Short exercise: Provide the records once more, identical to the original.

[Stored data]

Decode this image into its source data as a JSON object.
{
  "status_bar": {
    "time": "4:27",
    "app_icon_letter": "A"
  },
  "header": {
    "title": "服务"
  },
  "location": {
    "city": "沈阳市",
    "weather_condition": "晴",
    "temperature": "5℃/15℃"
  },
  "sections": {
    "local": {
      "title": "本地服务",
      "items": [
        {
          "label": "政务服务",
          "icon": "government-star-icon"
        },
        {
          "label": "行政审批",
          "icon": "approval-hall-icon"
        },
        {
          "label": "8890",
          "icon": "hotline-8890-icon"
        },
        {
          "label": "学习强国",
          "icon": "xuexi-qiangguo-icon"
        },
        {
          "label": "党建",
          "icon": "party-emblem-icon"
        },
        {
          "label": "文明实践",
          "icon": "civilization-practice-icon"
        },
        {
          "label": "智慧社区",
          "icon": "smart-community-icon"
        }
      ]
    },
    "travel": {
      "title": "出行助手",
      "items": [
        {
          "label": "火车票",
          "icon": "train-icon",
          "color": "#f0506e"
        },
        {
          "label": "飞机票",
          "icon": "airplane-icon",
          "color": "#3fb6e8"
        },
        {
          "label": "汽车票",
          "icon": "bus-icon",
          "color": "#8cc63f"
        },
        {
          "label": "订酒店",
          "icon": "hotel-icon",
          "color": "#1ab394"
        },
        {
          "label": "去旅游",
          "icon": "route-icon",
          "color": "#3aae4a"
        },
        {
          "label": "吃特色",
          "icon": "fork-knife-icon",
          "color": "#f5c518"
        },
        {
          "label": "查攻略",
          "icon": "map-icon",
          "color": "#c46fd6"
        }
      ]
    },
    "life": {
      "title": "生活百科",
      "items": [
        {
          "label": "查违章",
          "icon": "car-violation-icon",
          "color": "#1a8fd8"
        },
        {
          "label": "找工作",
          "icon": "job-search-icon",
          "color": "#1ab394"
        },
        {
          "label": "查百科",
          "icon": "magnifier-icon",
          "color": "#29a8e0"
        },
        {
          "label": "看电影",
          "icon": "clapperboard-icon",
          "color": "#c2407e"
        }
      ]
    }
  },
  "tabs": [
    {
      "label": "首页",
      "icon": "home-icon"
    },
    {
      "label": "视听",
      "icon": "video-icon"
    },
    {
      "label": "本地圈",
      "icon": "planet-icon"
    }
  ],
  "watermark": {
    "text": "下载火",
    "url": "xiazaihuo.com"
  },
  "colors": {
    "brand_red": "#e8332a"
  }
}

Answer in full:
Decode this image into its source data as a JSON object.
{
  "status_bar": {
    "time": "4:27",
    "app_icon_letter": "A"
  },
  "header": {
    "title": "服务"
  },
  "location": {
    "city": "沈阳市",
    "weather_condition": "晴",
    "temperature": "5℃/15℃"
  },
  "sections": {
    "local": {
      "title": "本地服务",
      "items": [
        {
          "label": "政务服务",
          "icon": "government-star-icon"
        },
        {
          "label": "行政审批",
          "icon": "approval-hall-icon"
        },
        {
          "label": "8890",
          "icon": "hotline-8890-icon"
        },
        {
          "label": "学习强国",
          "icon": "xuexi-qiangguo-icon"
        },
        {
          "label": "党建",
          "icon": "party-emblem-icon"
        },
        {
          "label": "文明实践",
          "icon": "civilization-practice-icon"
        },
        {
          "label": "智慧社区",
          "icon": "smart-community-icon"
        }
      ]
    },
    "travel": {
      "title": "出行助手",
      "items": [
        {
          "label": "火车票",
          "icon": "train-icon",
          "color": "#f0506e"
        },
        {
          "label": "飞机票",
          "icon": "airplane-icon",
          "color": "#3fb6e8"
        },
        {
          "label": "汽车票",
          "icon": "bus-icon",
          "color": "#8cc63f"
        },
        {
          "label": "订酒店",
          "icon": "hotel-icon",
          "color": "#1ab394"
        },
        {
          "label": "去旅游",
          "icon": "route-icon",
          "color": "#3aae4a"
        },
        {
          "label": "吃特色",
          "icon": "fork-knife-icon",
          "color": "#f5c518"
        },
        {
          "label": "查攻略",
          "icon": "map-icon",
          "color": "#c46fd6"
        }
      ]
    },
    "life": {
      "title": "生活百科",
      "items": [
        {
          "label": "查违章",
          "icon": "car-violation-icon",
          "color": "#1a8fd8"
        },
        {
          "label": "找工作",
          "icon": "job-search-icon",
          "color": "#1ab394"
        },
        {
          "label": "查百科",
          "icon": "magnifier-icon",
          "color": "#29a8e0"
        },
        {
          "label": "看电影",
          "icon": "clapperboard-icon",
          "color": "#c2407e"
        }
      ]
    }
  },
  "tabs": [
    {
      "label": "首页",
      "icon": "home-icon"
    },
    {
      "label": "视听",
      "icon": "video-icon"
    },
    {
      "label": "本地圈",
      "icon": "planet-icon"
    }
  ],
  "watermark": {
    "text": "下载火",
    "url": "xiazaihuo.com"
  },
  "colors": {
    "brand_red": "#e8332a"
  }
}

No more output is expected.